=== Given data ===

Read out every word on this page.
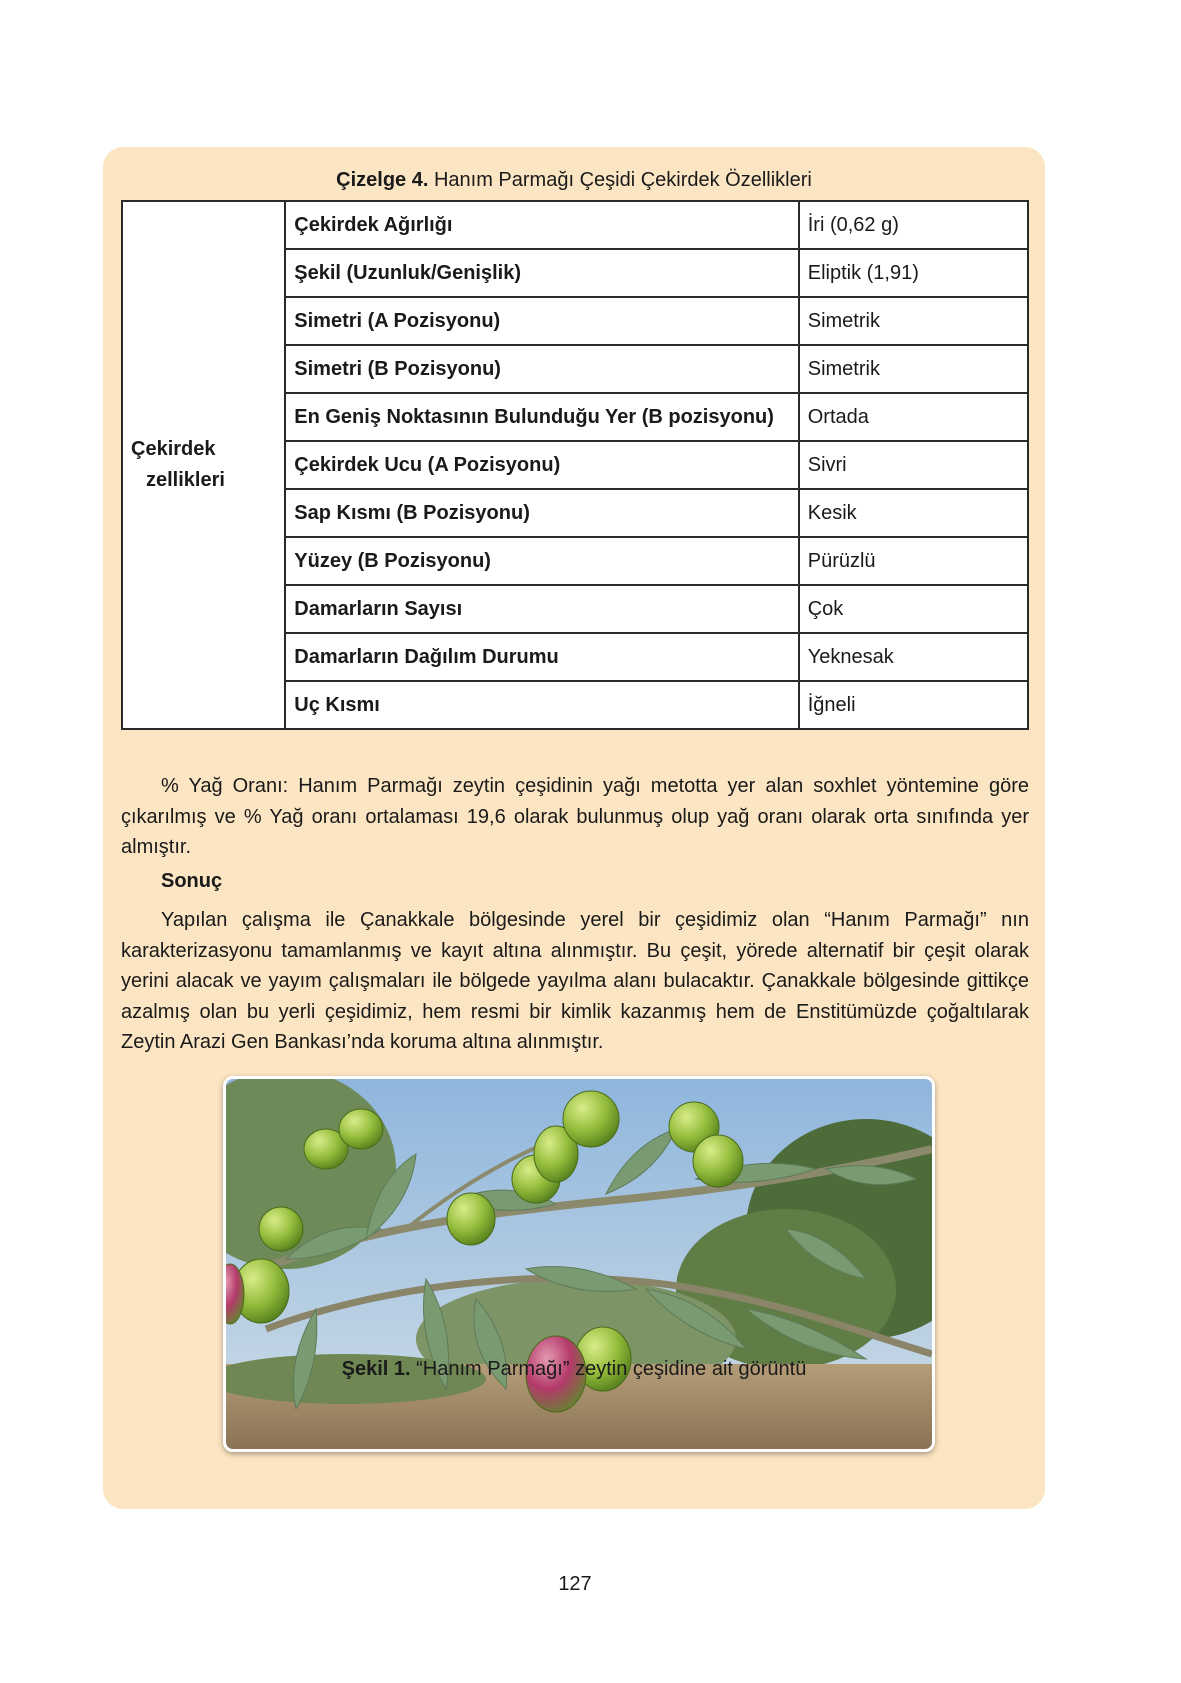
Çizelge 4. Hanım Parmağı Çeşidi Çekirdek Özellikleri
Çekirdek
zellikleri	Çekirdek Ağırlığı	İri (0,62 g)
	Şekil (Uzunluk/Genişlik)	Eliptik (1,91)
	Simetri (A Pozisyonu)	Simetrik
	Simetri (B Pozisyonu)	Simetrik
	En Geniş Noktasının Bulunduğu Yer (B pozisyonu)	Ortada
	Çekirdek Ucu (A Pozisyonu)	Sivri
	Sap Kısmı (B Pozisyonu)	Kesik
	Yüzey (B Pozisyonu)	Pürüzlü
	Damarların Sayısı	Çok
	Damarların Dağılım Durumu	Yeknesak
	Uç Kısmı	İğneli

% Yağ Oranı: Hanım Parmağı zeytin çeşidinin yağı metotta yer alan soxhlet yöntemine göre çıkarılmış ve % Yağ oranı ortalaması 19,6 olarak bulunmuş olup yağ oranı olarak orta sınıfında yer almıştır.

Sonuç

Yapılan çalışma ile Çanakkale bölgesinde yerel bir çeşidimiz olan “Hanım Parmağı” nın karakterizasyonu tamamlanmış ve kayıt altına alınmıştır. Bu çeşit, yörede alternatif bir çeşit olarak yerini alacak ve yayım çalışmaları ile bölgede yayılma alanı bulacaktır. Çanakkale bölgesinde gittikçe azalmış olan bu yerli çeşidimiz, hem resmi bir kimlik kazanmış hem de Enstitümüzde çoğaltılarak Zeytin Arazi Gen Bankası’nda koruma altına alınmıştır.

Şekil 1. “Hanım Parmağı” zeytin çeşidine ait görüntü
127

===

▶ [Given request]:
Transcribe the preceding listing in its entirety and with exact wording, leaving out pictures.

▶ [Answer for this exercise]:
Read out every word on this page.
Çizelge 4. Hanım Parmağı Çeşidi Çekirdek Özellikleri
Çekirdek
zellikleri	Çekirdek Ağırlığı	İri (0,62 g)
	Şekil (Uzunluk/Genişlik)	Eliptik (1,91)
	Simetri (A Pozisyonu)	Simetrik
	Simetri (B Pozisyonu)	Simetrik
	En Geniş Noktasının Bulunduğu Yer (B pozisyonu)	Ortada
	Çekirdek Ucu (A Pozisyonu)	Sivri
	Sap Kısmı (B Pozisyonu)	Kesik
	Yüzey (B Pozisyonu)	Pürüzlü
	Damarların Sayısı	Çok
	Damarların Dağılım Durumu	Yeknesak
	Uç Kısmı	İğneli

% Yağ Oranı: Hanım Parmağı zeytin çeşidinin yağı metotta yer alan soxhlet yöntemine göre çıkarılmış ve % Yağ oranı ortalaması 19,6 olarak bulunmuş olup yağ oranı olarak orta sınıfında yer almıştır.

Sonuç

Yapılan çalışma ile Çanakkale bölgesinde yerel bir çeşidimiz olan “Hanım Parmağı” nın karakterizasyonu tamamlanmış ve kayıt altına alınmıştır. Bu çeşit, yörede alternatif bir çeşit olarak yerini alacak ve yayım çalışmaları ile bölgede yayılma alanı bulacaktır. Çanakkale bölgesinde gittikçe azalmış olan bu yerli çeşidimiz, hem resmi bir kimlik kazanmış hem de Enstitümüzde çoğaltılarak Zeytin Arazi Gen Bankası’nda koruma altına alınmıştır.

Şekil 1. “Hanım Parmağı” zeytin çeşidine ait görüntü
127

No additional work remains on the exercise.